DATA TO PROCESS:
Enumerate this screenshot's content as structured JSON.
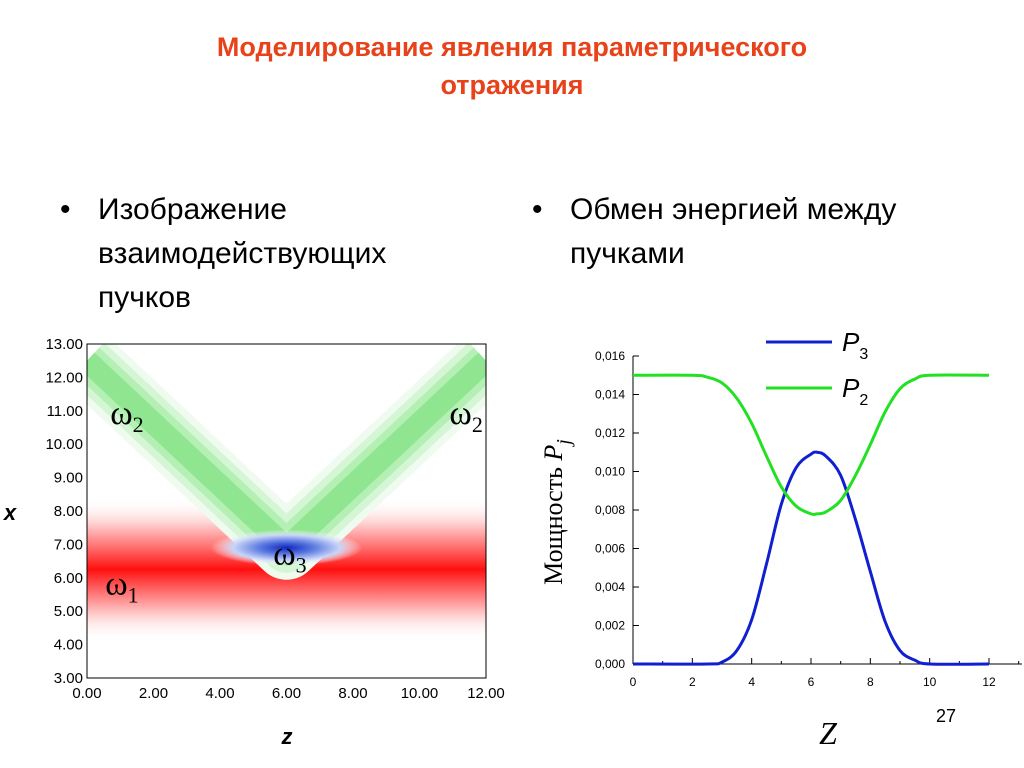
{
  "title_lines": [
    "Моделирование явления параметрического",
    "отражения"
  ],
  "bullets": {
    "left": {
      "symbol": "•",
      "lines": [
        "Изображение",
        "взаимодействующих",
        "пучков"
      ]
    },
    "right": {
      "symbol": "•",
      "lines": [
        "Обмен энергией между",
        "пучками"
      ]
    }
  },
  "slide_number": "27",
  "chart_data": [
    {
      "type": "heatmap",
      "xlabel": "z",
      "ylabel": "x",
      "xlim": [
        0,
        12
      ],
      "ylim": [
        3,
        13
      ],
      "xticks": [
        "0.00",
        "2.00",
        "4.00",
        "6.00",
        "8.00",
        "10.00",
        "12.00"
      ],
      "yticks": [
        "3.00",
        "4.00",
        "5.00",
        "6.00",
        "7.00",
        "8.00",
        "9.00",
        "10.00",
        "11.00",
        "12.00",
        "13.00"
      ],
      "annotations": [
        {
          "base": "ω",
          "sub": "2",
          "x": 0.7,
          "y": 10.6
        },
        {
          "base": "ω",
          "sub": "2",
          "x": 10.9,
          "y": 10.6
        },
        {
          "base": "ω",
          "sub": "3",
          "x": 5.6,
          "y": 6.4
        },
        {
          "base": "ω",
          "sub": "1",
          "x": 0.55,
          "y": 5.5
        }
      ],
      "beams": {
        "green": {
          "vertex": [
            6,
            6.9
          ],
          "left_end": [
            0,
            12.5
          ],
          "right_end": [
            12,
            12.5
          ],
          "color": "#22d422"
        },
        "red": {
          "center_y": 6.0,
          "color": "#ff1a1a"
        },
        "blue": {
          "center": [
            6,
            6.9
          ],
          "color": "#1a3fd6"
        }
      }
    },
    {
      "type": "line",
      "xlabel": "Z",
      "ylabel_base": "Мощность ",
      "ylabel_symbol": "P",
      "ylabel_sub": "j",
      "xlim": [
        0,
        13
      ],
      "ylim": [
        0,
        0.016
      ],
      "xticks": [
        "0",
        "2",
        "4",
        "6",
        "8",
        "10",
        "12"
      ],
      "yticks": [
        "0,000",
        "0,002",
        "0,004",
        "0,006",
        "0,008",
        "0,010",
        "0,012",
        "0,014",
        "0,016"
      ],
      "legend_position": "top-center",
      "series": [
        {
          "name_base": "P",
          "name_sub": "3",
          "color": "#1020d0",
          "x": [
            0,
            2.5,
            3,
            3.5,
            4,
            4.5,
            5,
            5.5,
            6,
            6.2,
            6.5,
            7,
            7.5,
            8,
            8.5,
            9,
            9.5,
            10,
            12
          ],
          "y": [
            0,
            0.0,
            0.0001,
            0.0007,
            0.0023,
            0.0052,
            0.0083,
            0.0102,
            0.0109,
            0.011,
            0.0108,
            0.0098,
            0.0075,
            0.0048,
            0.0022,
            0.0007,
            0.0002,
            0.0,
            0
          ]
        },
        {
          "name_base": "P",
          "name_sub": "2",
          "color": "#22e022",
          "x": [
            0,
            2,
            2.5,
            3,
            3.5,
            4,
            4.5,
            5,
            5.5,
            6,
            6.2,
            6.5,
            7,
            7.5,
            8,
            8.5,
            9,
            9.5,
            10,
            12
          ],
          "y": [
            0.015,
            0.015,
            0.0149,
            0.0146,
            0.0138,
            0.0125,
            0.0108,
            0.0092,
            0.0082,
            0.0078,
            0.0078,
            0.0079,
            0.0085,
            0.0098,
            0.0114,
            0.0131,
            0.0143,
            0.0148,
            0.015,
            0.015
          ]
        }
      ]
    }
  ]
}
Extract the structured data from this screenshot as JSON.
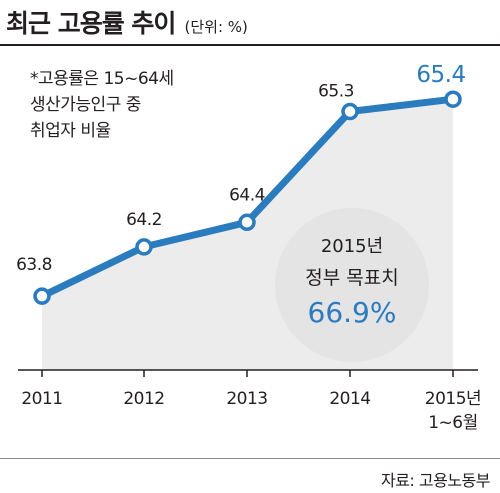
{
  "header": {
    "title": "최근 고용률 추이",
    "unit": "(단위: %)"
  },
  "note": {
    "lines": [
      "*고용률은 15~64세",
      "생산가능인구 중",
      "취업자 비율"
    ]
  },
  "target": {
    "year": "2015년",
    "label": "정부 목표치",
    "value": "66.9%"
  },
  "source": "자료: 고용노동부",
  "colors": {
    "line": "#2b7bbf",
    "highlight": "#2b7bbf",
    "area": "#ececec",
    "circle": "#e4e4e4"
  },
  "chart_data": {
    "type": "line",
    "categories": [
      "2011",
      "2012",
      "2013",
      "2014",
      "2015년 1~6월"
    ],
    "tick_labels": [
      [
        "2011"
      ],
      [
        "2012"
      ],
      [
        "2013"
      ],
      [
        "2014"
      ],
      [
        "2015년",
        "1~6월"
      ]
    ],
    "values": [
      63.8,
      64.2,
      64.4,
      65.3,
      65.4
    ],
    "value_labels": [
      "63.8",
      "64.2",
      "64.4",
      "65.3",
      "65.4"
    ],
    "highlight_index": 4,
    "ylim": [
      63.2,
      65.8
    ],
    "grid": false,
    "area_fill": true
  }
}
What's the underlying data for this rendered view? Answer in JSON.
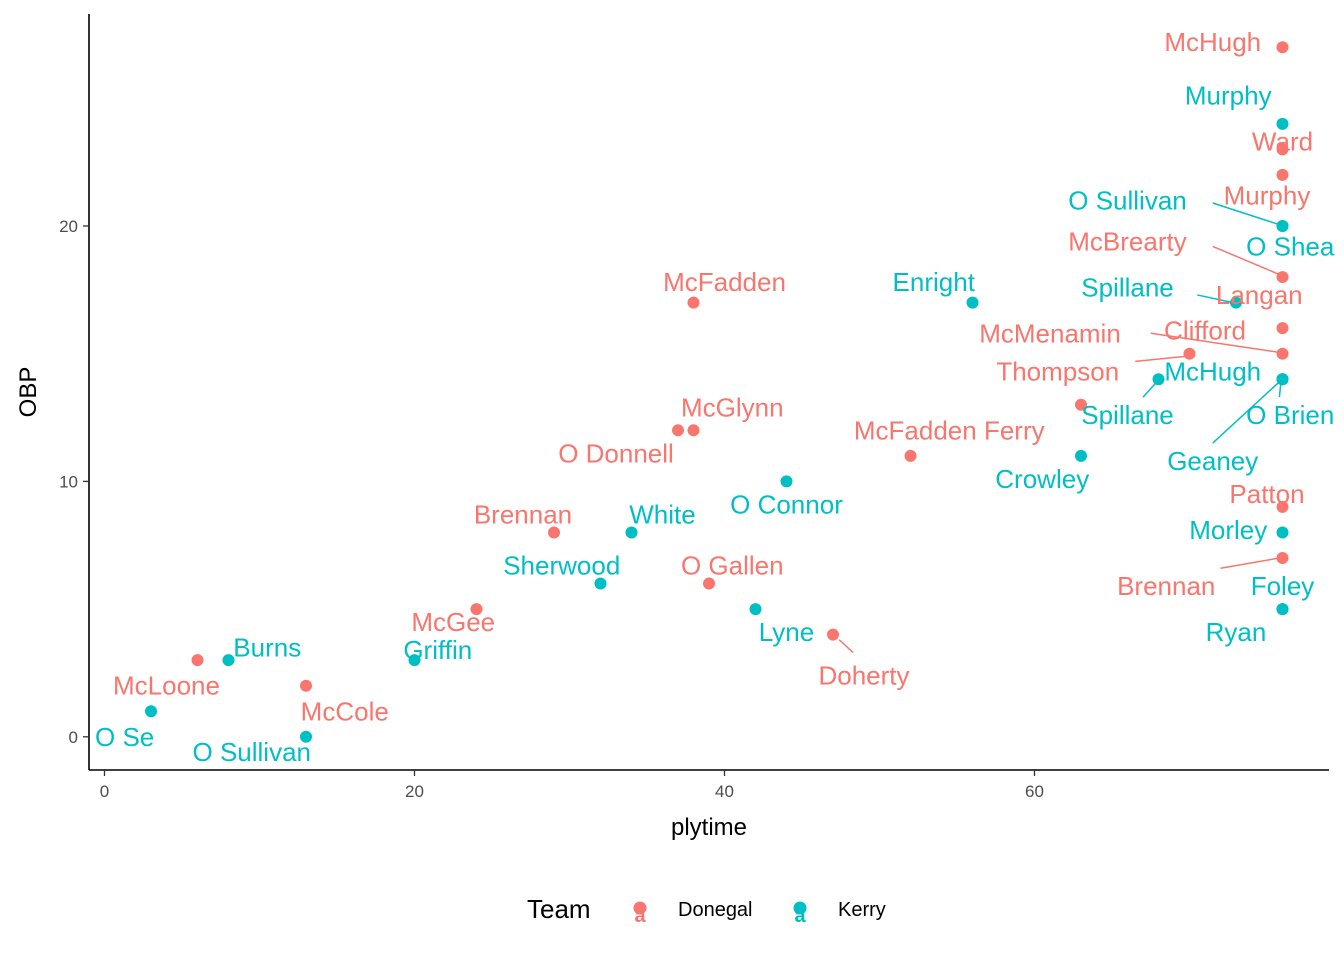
{
  "chart_data": {
    "type": "scatter",
    "title": "",
    "xlabel": "plytime",
    "ylabel": "OBP",
    "xlim": [
      -1,
      79
    ],
    "ylim": [
      -1.3,
      28.3
    ],
    "x_ticks": [
      0,
      20,
      40,
      60
    ],
    "y_ticks": [
      0,
      10,
      20
    ],
    "x_tick_labels": [
      "0",
      "20",
      "40",
      "60"
    ],
    "y_tick_labels": [
      "0",
      "10",
      "20"
    ],
    "grid": false,
    "legend": {
      "title": "Team",
      "placement": "bottom",
      "key_glyph": "a",
      "entries": [
        {
          "name": "Donegal",
          "color": "#F8766D"
        },
        {
          "name": "Kerry",
          "color": "#00BFC4"
        }
      ]
    },
    "series": [
      {
        "name": "Donegal",
        "color": "#F8766D",
        "points": [
          {
            "x": 6,
            "y": 3,
            "label": "McLoone",
            "lx": 4,
            "ly": 2
          },
          {
            "x": 13,
            "y": 2,
            "label": "McCole",
            "lx": 15.5,
            "ly": 1
          },
          {
            "x": 24,
            "y": 5,
            "label": "McGee",
            "lx": 22.5,
            "ly": 4.5
          },
          {
            "x": 29,
            "y": 8,
            "label": "Brennan",
            "lx": 27,
            "ly": 8.7
          },
          {
            "x": 37,
            "y": 12,
            "label": "O Donnell",
            "lx": 33,
            "ly": 11.1
          },
          {
            "x": 38,
            "y": 12,
            "label": "McGlynn",
            "lx": 40.5,
            "ly": 12.9
          },
          {
            "x": 38,
            "y": 17,
            "label": "McFadden",
            "lx": 40,
            "ly": 17.8
          },
          {
            "x": 39,
            "y": 6,
            "label": "O Gallen",
            "lx": 40.5,
            "ly": 6.7
          },
          {
            "x": 47,
            "y": 4,
            "label": "Doherty",
            "lx": 49,
            "ly": 2.4,
            "leader": [
              48.3,
              3.3,
              47.4,
              3.8
            ]
          },
          {
            "x": 52,
            "y": 11,
            "label": "McFadden Ferry",
            "lx": 54.5,
            "ly": 12
          },
          {
            "x": 63,
            "y": 13,
            "label": "Thompson",
            "lx": 61.5,
            "ly": 14.3
          },
          {
            "x": 70,
            "y": 15,
            "label": "Clifford",
            "lx": 71,
            "ly": 15.9,
            "leader": [
              66.5,
              14.7,
              69.8,
              14.9
            ]
          },
          {
            "x": 76,
            "y": 27,
            "label": "McHugh",
            "lx": 71.5,
            "ly": 27.2
          },
          {
            "x": 76,
            "y": 23,
            "label": "Ward",
            "lx": 76,
            "ly": 23.3
          },
          {
            "x": 76,
            "y": 22,
            "label": "Murphy",
            "lx": 75,
            "ly": 21.2
          },
          {
            "x": 76,
            "y": 18,
            "label": "McBrearty",
            "lx": 66,
            "ly": 19.4,
            "leader": [
              71.5,
              19.2,
              75.8,
              18.1
            ]
          },
          {
            "x": 76,
            "y": 16,
            "label": "Langan",
            "lx": 74.5,
            "ly": 17.3
          },
          {
            "x": 76,
            "y": 15,
            "label": "McMenamin",
            "lx": 61,
            "ly": 15.8,
            "leader": [
              67.5,
              15.8,
              75.8,
              15.05
            ]
          },
          {
            "x": 76,
            "y": 9,
            "label": "Patton",
            "lx": 75,
            "ly": 9.5
          },
          {
            "x": 76,
            "y": 7,
            "label": "Brennan",
            "lx": 68.5,
            "ly": 5.9,
            "leader": [
              72,
              6.6,
              75.8,
              7
            ]
          }
        ]
      },
      {
        "name": "Kerry",
        "color": "#00BFC4",
        "points": [
          {
            "x": 3,
            "y": 1,
            "label": "O Se",
            "lx": 1.3,
            "ly": 0
          },
          {
            "x": 8,
            "y": 3,
            "label": "Burns",
            "lx": 10.5,
            "ly": 3.5
          },
          {
            "x": 13,
            "y": 0,
            "label": "O Sullivan",
            "lx": 9.5,
            "ly": -0.6
          },
          {
            "x": 20,
            "y": 3,
            "label": "Griffin",
            "lx": 21.5,
            "ly": 3.4
          },
          {
            "x": 32,
            "y": 6,
            "label": "Sherwood",
            "lx": 29.5,
            "ly": 6.7
          },
          {
            "x": 34,
            "y": 8,
            "label": "White",
            "lx": 36,
            "ly": 8.7
          },
          {
            "x": 42,
            "y": 5,
            "label": "Lyne",
            "lx": 44,
            "ly": 4.1
          },
          {
            "x": 44,
            "y": 10,
            "label": "O Connor",
            "lx": 44,
            "ly": 9.1
          },
          {
            "x": 56,
            "y": 17,
            "label": "Enright",
            "lx": 53.5,
            "ly": 17.8
          },
          {
            "x": 63,
            "y": 11,
            "label": "Crowley",
            "lx": 60.5,
            "ly": 10.1
          },
          {
            "x": 68,
            "y": 14,
            "label": "Spillane",
            "lx": 66,
            "ly": 12.6,
            "leader": [
              67,
              13.3,
              67.9,
              13.9
            ]
          },
          {
            "x": 73,
            "y": 17,
            "label": "Spillane",
            "lx": 66,
            "ly": 17.6,
            "leader": [
              70.5,
              17.3,
              72.8,
              17
            ]
          },
          {
            "x": 76,
            "y": 24,
            "label": "Murphy",
            "lx": 72.5,
            "ly": 25.1
          },
          {
            "x": 76,
            "y": 20,
            "label": "O Sullivan",
            "lx": 66,
            "ly": 21
          },
          {
            "x": 76,
            "y": 20,
            "label": "O Shea",
            "lx": 76.5,
            "ly": 19.2,
            "leader": [
              71.5,
              20.9,
              75.8,
              20.05
            ]
          },
          {
            "x": 76,
            "y": 14,
            "label": "McHugh",
            "lx": 71.5,
            "ly": 14.3
          },
          {
            "x": 76,
            "y": 14,
            "label": "O Brien",
            "lx": 76.5,
            "ly": 12.6,
            "leader": [
              75.8,
              13.3,
              75.9,
              13.9
            ]
          },
          {
            "x": 76,
            "y": 14,
            "label": "Geaney",
            "lx": 71.5,
            "ly": 10.8,
            "leader": [
              71.5,
              11.5,
              75.8,
              13.9
            ]
          },
          {
            "x": 76,
            "y": 8,
            "label": "Morley",
            "lx": 72.5,
            "ly": 8.1
          },
          {
            "x": 76,
            "y": 5,
            "label": "Foley",
            "lx": 76,
            "ly": 5.9
          },
          {
            "x": 76,
            "y": 5,
            "label": "Ryan",
            "lx": 73,
            "ly": 4.1
          }
        ]
      }
    ]
  }
}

PROBLEM TO WORK ON:
Lines holding the word "screenshot" should be counted across the entries; state only how many there are.

RIGHT ANSWER:
2